» **PROBLEM DESCRIPTION**
Print the entries below word for word; the pictures stay out of your copy.

══ LISTED ENTRIES

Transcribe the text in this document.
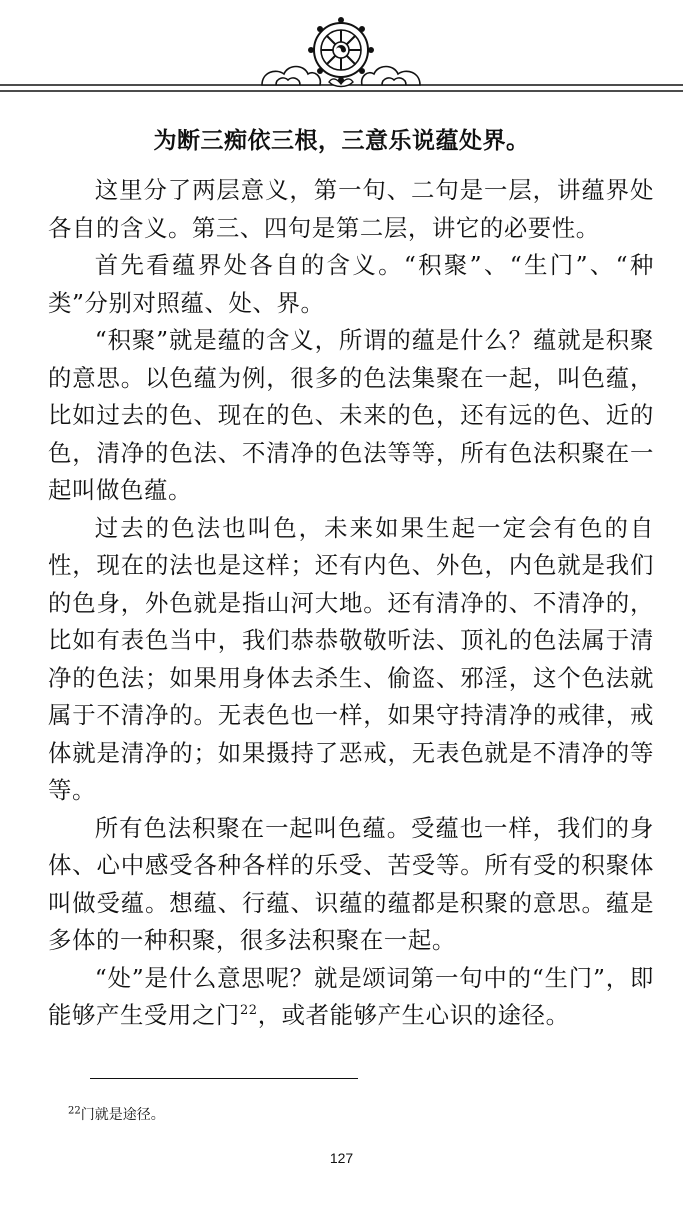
为断三痴依三根，三意乐说蕴处界。

这里分了两层意义，第一句、二句是一层，讲蕴界处各自的含义。第三、四句是第二层，讲它的必要性。

首先看蕴界处各自的含义。“积聚”、“生门”、“种类”分别对照蕴、处、界。

“积聚”就是蕴的含义，所谓的蕴是什么？蕴就是积聚的意思。以色蕴为例，很多的色法集聚在一起，叫色蕴，比如过去的色、现在的色、未来的色，还有远的色、近的色，清净的色法、不清净的色法等等，所有色法积聚在一起叫做色蕴。

过去的色法也叫色，未来如果生起一定会有色的自性，现在的法也是这样；还有内色、外色，内色就是我们的色身，外色就是指山河大地。还有清净的、不清净的，比如有表色当中，我们恭恭敬敬听法、顶礼的色法属于清净的色法；如果用身体去杀生、偷盗、邪淫，这个色法就属于不清净的。无表色也一样，如果守持清净的戒律，戒体就是清净的；如果摄持了恶戒，无表色就是不清净的等等。

所有色法积聚在一起叫色蕴。受蕴也一样，我们的身体、心中感受各种各样的乐受、苦受等。所有受的积聚体叫做受蕴。想蕴、行蕴、识蕴的蕴都是积聚的意思。蕴是多体的一种积聚，很多法积聚在一起。

“处”是什么意思呢？就是颂词第一句中的“生门”，即能够产生受用之门$^{22}$，或者能够产生心识的途径。

$^{22}$门就是途径。
127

════

» **OUTPUT OF THE EXERCISE**
Transcribe the text in this document.
为断三痴依三根，三意乐说蕴处界。

这里分了两层意义，第一句、二句是一层，讲蕴界处各自的含义。第三、四句是第二层，讲它的必要性。

首先看蕴界处各自的含义。“积聚”、“生门”、“种类”分别对照蕴、处、界。

“积聚”就是蕴的含义，所谓的蕴是什么？蕴就是积聚的意思。以色蕴为例，很多的色法集聚在一起，叫色蕴，比如过去的色、现在的色、未来的色，还有远的色、近的色，清净的色法、不清净的色法等等，所有色法积聚在一起叫做色蕴。

过去的色法也叫色，未来如果生起一定会有色的自性，现在的法也是这样；还有内色、外色，内色就是我们的色身，外色就是指山河大地。还有清净的、不清净的，比如有表色当中，我们恭恭敬敬听法、顶礼的色法属于清净的色法；如果用身体去杀生、偷盗、邪淫，这个色法就属于不清净的。无表色也一样，如果守持清净的戒律，戒体就是清净的；如果摄持了恶戒，无表色就是不清净的等等。

所有色法积聚在一起叫色蕴。受蕴也一样，我们的身体、心中感受各种各样的乐受、苦受等。所有受的积聚体叫做受蕴。想蕴、行蕴、识蕴的蕴都是积聚的意思。蕴是多体的一种积聚，很多法积聚在一起。

“处”是什么意思呢？就是颂词第一句中的“生门”，即能够产生受用之门$^{22}$，或者能够产生心识的途径。

$^{22}$门就是途径。
127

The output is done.